What is being asked: Reproduce every line of the listing as written, apart from the pictures.
-- BEGIN --
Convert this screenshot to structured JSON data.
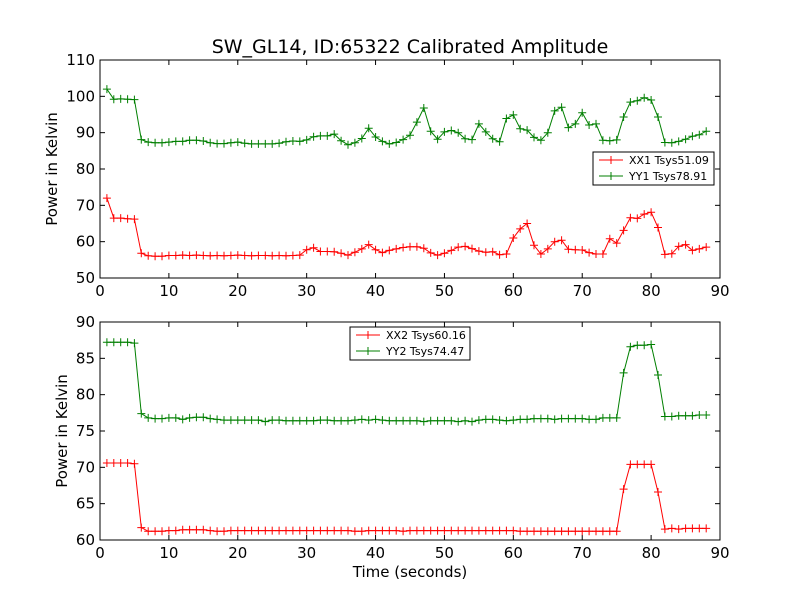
{
  "chart_data": [
    {
      "type": "line",
      "title": "SW_GL14, ID:65322 Calibrated Amplitude",
      "xlabel": "",
      "ylabel": "Power in Kelvin",
      "xlim": [
        0,
        90
      ],
      "ylim": [
        50,
        110
      ],
      "xticks": [
        "0",
        "10",
        "20",
        "30",
        "40",
        "50",
        "60",
        "70",
        "80",
        "90"
      ],
      "yticks": [
        "50",
        "60",
        "70",
        "80",
        "90",
        "100",
        "110"
      ],
      "legend_position": "center-right",
      "x": [
        1,
        2,
        3,
        4,
        5,
        6,
        7,
        8,
        9,
        10,
        11,
        12,
        13,
        14,
        15,
        16,
        17,
        18,
        19,
        20,
        21,
        22,
        23,
        24,
        25,
        26,
        27,
        28,
        29,
        30,
        31,
        32,
        33,
        34,
        35,
        36,
        37,
        38,
        39,
        40,
        41,
        42,
        43,
        44,
        45,
        46,
        47,
        48,
        49,
        50,
        51,
        52,
        53,
        54,
        55,
        56,
        57,
        58,
        59,
        60,
        61,
        62,
        63,
        64,
        65,
        66,
        67,
        68,
        69,
        70,
        71,
        72,
        73,
        74,
        75,
        76,
        77,
        78,
        79,
        80,
        81,
        82,
        83,
        84,
        85,
        86,
        87,
        88
      ],
      "series": [
        {
          "name": "XX1 Tsys51.09",
          "color": "#ff0000",
          "values": [
            72,
            66.5,
            66.5,
            66.3,
            66.2,
            56.8,
            56.1,
            56,
            56,
            56.2,
            56.2,
            56.3,
            56.2,
            56.3,
            56.2,
            56.1,
            56.2,
            56.1,
            56.2,
            56.3,
            56.2,
            56.1,
            56.2,
            56.2,
            56.1,
            56.2,
            56.1,
            56.2,
            56.3,
            57.8,
            58.3,
            57.3,
            57.3,
            57.2,
            56.8,
            56.3,
            57.1,
            58,
            59.2,
            57.8,
            57,
            57.6,
            58,
            58.4,
            58.6,
            58.6,
            58.2,
            56.9,
            56.3,
            56.8,
            57.6,
            58.5,
            58.7,
            58.1,
            57.4,
            57.1,
            57.2,
            56.4,
            56.6,
            61,
            63.5,
            65,
            59,
            56.6,
            58,
            60,
            60.4,
            57.9,
            57.8,
            57.7,
            57,
            56.6,
            56.6,
            60.8,
            59.6,
            63.1,
            66.6,
            66.4,
            67.6,
            68.1,
            63.9,
            56.5,
            56.7,
            58.7,
            59.2,
            57.6,
            58,
            58.5
          ]
        },
        {
          "name": "YY1 Tsys78.91",
          "color": "#007f00",
          "values": [
            102,
            99.2,
            99.3,
            99.2,
            99.1,
            88.1,
            87.4,
            87.2,
            87.2,
            87.4,
            87.6,
            87.6,
            87.9,
            87.9,
            87.7,
            87.2,
            87,
            87,
            87.2,
            87.4,
            87.1,
            86.9,
            86.9,
            86.9,
            86.9,
            87.1,
            87.5,
            87.7,
            87.6,
            88,
            88.9,
            89.1,
            89.1,
            89.6,
            87.8,
            86.7,
            87.2,
            88.4,
            91.2,
            88.8,
            87.6,
            86.9,
            87.3,
            88.1,
            89.3,
            92.9,
            96.8,
            90.4,
            88.2,
            90.2,
            90.6,
            90,
            88.3,
            88.1,
            92.4,
            90.2,
            88.3,
            87.5,
            93.9,
            94.9,
            91.1,
            90.7,
            88.7,
            87.9,
            90,
            96,
            97,
            91.4,
            92.4,
            95.5,
            92.1,
            92.4,
            87.9,
            87.8,
            88,
            94.3,
            98.4,
            98.8,
            99.6,
            99,
            94.3,
            87.3,
            87.2,
            87.6,
            88.2,
            89,
            89.4,
            90.4
          ]
        }
      ]
    },
    {
      "type": "line",
      "title": "",
      "xlabel": "Time (seconds)",
      "ylabel": "Power in Kelvin",
      "xlim": [
        0,
        90
      ],
      "ylim": [
        60,
        90
      ],
      "xticks": [
        "0",
        "10",
        "20",
        "30",
        "40",
        "50",
        "60",
        "70",
        "80",
        "90"
      ],
      "yticks": [
        "60",
        "65",
        "70",
        "75",
        "80",
        "85",
        "90"
      ],
      "legend_position": "top-center",
      "x": [
        1,
        2,
        3,
        4,
        5,
        6,
        7,
        8,
        9,
        10,
        11,
        12,
        13,
        14,
        15,
        16,
        17,
        18,
        19,
        20,
        21,
        22,
        23,
        24,
        25,
        26,
        27,
        28,
        29,
        30,
        31,
        32,
        33,
        34,
        35,
        36,
        37,
        38,
        39,
        40,
        41,
        42,
        43,
        44,
        45,
        46,
        47,
        48,
        49,
        50,
        51,
        52,
        53,
        54,
        55,
        56,
        57,
        58,
        59,
        60,
        61,
        62,
        63,
        64,
        65,
        66,
        67,
        68,
        69,
        70,
        71,
        72,
        73,
        74,
        75,
        76,
        77,
        78,
        79,
        80,
        81,
        82,
        83,
        84,
        85,
        86,
        87,
        88
      ],
      "series": [
        {
          "name": "XX2 Tsys60.16",
          "color": "#ff0000",
          "values": [
            70.6,
            70.6,
            70.6,
            70.6,
            70.5,
            61.7,
            61.2,
            61.2,
            61.2,
            61.3,
            61.3,
            61.4,
            61.4,
            61.4,
            61.4,
            61.3,
            61.2,
            61.2,
            61.3,
            61.3,
            61.3,
            61.3,
            61.3,
            61.3,
            61.3,
            61.3,
            61.3,
            61.3,
            61.3,
            61.3,
            61.3,
            61.3,
            61.3,
            61.3,
            61.3,
            61.3,
            61.2,
            61.2,
            61.3,
            61.3,
            61.3,
            61.3,
            61.3,
            61.2,
            61.3,
            61.3,
            61.3,
            61.3,
            61.3,
            61.3,
            61.3,
            61.3,
            61.3,
            61.3,
            61.3,
            61.3,
            61.3,
            61.3,
            61.3,
            61.3,
            61.2,
            61.2,
            61.2,
            61.2,
            61.2,
            61.2,
            61.2,
            61.2,
            61.2,
            61.2,
            61.2,
            61.2,
            61.2,
            61.2,
            61.2,
            67,
            70.4,
            70.4,
            70.4,
            70.4,
            66.6,
            61.5,
            61.6,
            61.5,
            61.6,
            61.6,
            61.6,
            61.6
          ]
        },
        {
          "name": "YY2 Tsys74.47",
          "color": "#007f00",
          "values": [
            87.2,
            87.2,
            87.2,
            87.2,
            87.1,
            77.4,
            76.8,
            76.7,
            76.7,
            76.8,
            76.8,
            76.6,
            76.8,
            76.9,
            76.9,
            76.7,
            76.6,
            76.5,
            76.5,
            76.5,
            76.5,
            76.5,
            76.5,
            76.3,
            76.5,
            76.5,
            76.4,
            76.4,
            76.4,
            76.4,
            76.4,
            76.5,
            76.5,
            76.4,
            76.4,
            76.4,
            76.5,
            76.6,
            76.5,
            76.6,
            76.5,
            76.4,
            76.4,
            76.4,
            76.4,
            76.4,
            76.3,
            76.4,
            76.4,
            76.4,
            76.4,
            76.3,
            76.4,
            76.3,
            76.5,
            76.6,
            76.6,
            76.5,
            76.4,
            76.5,
            76.6,
            76.6,
            76.7,
            76.7,
            76.7,
            76.6,
            76.7,
            76.7,
            76.7,
            76.7,
            76.6,
            76.6,
            76.8,
            76.8,
            76.8,
            83,
            86.6,
            86.8,
            86.8,
            86.9,
            82.7,
            77,
            77,
            77.1,
            77.1,
            77.1,
            77.2,
            77.2
          ]
        }
      ]
    }
  ]
}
-- END --
Solution below:
Convert this screenshot to structured JSON data.
{
  "chart_data": [
    {
      "type": "line",
      "title": "SW_GL14, ID:65322 Calibrated Amplitude",
      "xlabel": "",
      "ylabel": "Power in Kelvin",
      "xlim": [
        0,
        90
      ],
      "ylim": [
        50,
        110
      ],
      "xticks": [
        "0",
        "10",
        "20",
        "30",
        "40",
        "50",
        "60",
        "70",
        "80",
        "90"
      ],
      "yticks": [
        "50",
        "60",
        "70",
        "80",
        "90",
        "100",
        "110"
      ],
      "legend_position": "center-right",
      "x": [
        1,
        2,
        3,
        4,
        5,
        6,
        7,
        8,
        9,
        10,
        11,
        12,
        13,
        14,
        15,
        16,
        17,
        18,
        19,
        20,
        21,
        22,
        23,
        24,
        25,
        26,
        27,
        28,
        29,
        30,
        31,
        32,
        33,
        34,
        35,
        36,
        37,
        38,
        39,
        40,
        41,
        42,
        43,
        44,
        45,
        46,
        47,
        48,
        49,
        50,
        51,
        52,
        53,
        54,
        55,
        56,
        57,
        58,
        59,
        60,
        61,
        62,
        63,
        64,
        65,
        66,
        67,
        68,
        69,
        70,
        71,
        72,
        73,
        74,
        75,
        76,
        77,
        78,
        79,
        80,
        81,
        82,
        83,
        84,
        85,
        86,
        87,
        88
      ],
      "series": [
        {
          "name": "XX1 Tsys51.09",
          "color": "#ff0000",
          "values": [
            72,
            66.5,
            66.5,
            66.3,
            66.2,
            56.8,
            56.1,
            56,
            56,
            56.2,
            56.2,
            56.3,
            56.2,
            56.3,
            56.2,
            56.1,
            56.2,
            56.1,
            56.2,
            56.3,
            56.2,
            56.1,
            56.2,
            56.2,
            56.1,
            56.2,
            56.1,
            56.2,
            56.3,
            57.8,
            58.3,
            57.3,
            57.3,
            57.2,
            56.8,
            56.3,
            57.1,
            58,
            59.2,
            57.8,
            57,
            57.6,
            58,
            58.4,
            58.6,
            58.6,
            58.2,
            56.9,
            56.3,
            56.8,
            57.6,
            58.5,
            58.7,
            58.1,
            57.4,
            57.1,
            57.2,
            56.4,
            56.6,
            61,
            63.5,
            65,
            59,
            56.6,
            58,
            60,
            60.4,
            57.9,
            57.8,
            57.7,
            57,
            56.6,
            56.6,
            60.8,
            59.6,
            63.1,
            66.6,
            66.4,
            67.6,
            68.1,
            63.9,
            56.5,
            56.7,
            58.7,
            59.2,
            57.6,
            58,
            58.5
          ]
        },
        {
          "name": "YY1 Tsys78.91",
          "color": "#007f00",
          "values": [
            102,
            99.2,
            99.3,
            99.2,
            99.1,
            88.1,
            87.4,
            87.2,
            87.2,
            87.4,
            87.6,
            87.6,
            87.9,
            87.9,
            87.7,
            87.2,
            87,
            87,
            87.2,
            87.4,
            87.1,
            86.9,
            86.9,
            86.9,
            86.9,
            87.1,
            87.5,
            87.7,
            87.6,
            88,
            88.9,
            89.1,
            89.1,
            89.6,
            87.8,
            86.7,
            87.2,
            88.4,
            91.2,
            88.8,
            87.6,
            86.9,
            87.3,
            88.1,
            89.3,
            92.9,
            96.8,
            90.4,
            88.2,
            90.2,
            90.6,
            90,
            88.3,
            88.1,
            92.4,
            90.2,
            88.3,
            87.5,
            93.9,
            94.9,
            91.1,
            90.7,
            88.7,
            87.9,
            90,
            96,
            97,
            91.4,
            92.4,
            95.5,
            92.1,
            92.4,
            87.9,
            87.8,
            88,
            94.3,
            98.4,
            98.8,
            99.6,
            99,
            94.3,
            87.3,
            87.2,
            87.6,
            88.2,
            89,
            89.4,
            90.4
          ]
        }
      ]
    },
    {
      "type": "line",
      "title": "",
      "xlabel": "Time (seconds)",
      "ylabel": "Power in Kelvin",
      "xlim": [
        0,
        90
      ],
      "ylim": [
        60,
        90
      ],
      "xticks": [
        "0",
        "10",
        "20",
        "30",
        "40",
        "50",
        "60",
        "70",
        "80",
        "90"
      ],
      "yticks": [
        "60",
        "65",
        "70",
        "75",
        "80",
        "85",
        "90"
      ],
      "legend_position": "top-center",
      "x": [
        1,
        2,
        3,
        4,
        5,
        6,
        7,
        8,
        9,
        10,
        11,
        12,
        13,
        14,
        15,
        16,
        17,
        18,
        19,
        20,
        21,
        22,
        23,
        24,
        25,
        26,
        27,
        28,
        29,
        30,
        31,
        32,
        33,
        34,
        35,
        36,
        37,
        38,
        39,
        40,
        41,
        42,
        43,
        44,
        45,
        46,
        47,
        48,
        49,
        50,
        51,
        52,
        53,
        54,
        55,
        56,
        57,
        58,
        59,
        60,
        61,
        62,
        63,
        64,
        65,
        66,
        67,
        68,
        69,
        70,
        71,
        72,
        73,
        74,
        75,
        76,
        77,
        78,
        79,
        80,
        81,
        82,
        83,
        84,
        85,
        86,
        87,
        88
      ],
      "series": [
        {
          "name": "XX2 Tsys60.16",
          "color": "#ff0000",
          "values": [
            70.6,
            70.6,
            70.6,
            70.6,
            70.5,
            61.7,
            61.2,
            61.2,
            61.2,
            61.3,
            61.3,
            61.4,
            61.4,
            61.4,
            61.4,
            61.3,
            61.2,
            61.2,
            61.3,
            61.3,
            61.3,
            61.3,
            61.3,
            61.3,
            61.3,
            61.3,
            61.3,
            61.3,
            61.3,
            61.3,
            61.3,
            61.3,
            61.3,
            61.3,
            61.3,
            61.3,
            61.2,
            61.2,
            61.3,
            61.3,
            61.3,
            61.3,
            61.3,
            61.2,
            61.3,
            61.3,
            61.3,
            61.3,
            61.3,
            61.3,
            61.3,
            61.3,
            61.3,
            61.3,
            61.3,
            61.3,
            61.3,
            61.3,
            61.3,
            61.3,
            61.2,
            61.2,
            61.2,
            61.2,
            61.2,
            61.2,
            61.2,
            61.2,
            61.2,
            61.2,
            61.2,
            61.2,
            61.2,
            61.2,
            61.2,
            67,
            70.4,
            70.4,
            70.4,
            70.4,
            66.6,
            61.5,
            61.6,
            61.5,
            61.6,
            61.6,
            61.6,
            61.6
          ]
        },
        {
          "name": "YY2 Tsys74.47",
          "color": "#007f00",
          "values": [
            87.2,
            87.2,
            87.2,
            87.2,
            87.1,
            77.4,
            76.8,
            76.7,
            76.7,
            76.8,
            76.8,
            76.6,
            76.8,
            76.9,
            76.9,
            76.7,
            76.6,
            76.5,
            76.5,
            76.5,
            76.5,
            76.5,
            76.5,
            76.3,
            76.5,
            76.5,
            76.4,
            76.4,
            76.4,
            76.4,
            76.4,
            76.5,
            76.5,
            76.4,
            76.4,
            76.4,
            76.5,
            76.6,
            76.5,
            76.6,
            76.5,
            76.4,
            76.4,
            76.4,
            76.4,
            76.4,
            76.3,
            76.4,
            76.4,
            76.4,
            76.4,
            76.3,
            76.4,
            76.3,
            76.5,
            76.6,
            76.6,
            76.5,
            76.4,
            76.5,
            76.6,
            76.6,
            76.7,
            76.7,
            76.7,
            76.6,
            76.7,
            76.7,
            76.7,
            76.7,
            76.6,
            76.6,
            76.8,
            76.8,
            76.8,
            83,
            86.6,
            86.8,
            86.8,
            86.9,
            82.7,
            77,
            77,
            77.1,
            77.1,
            77.1,
            77.2,
            77.2
          ]
        }
      ]
    }
  ]
}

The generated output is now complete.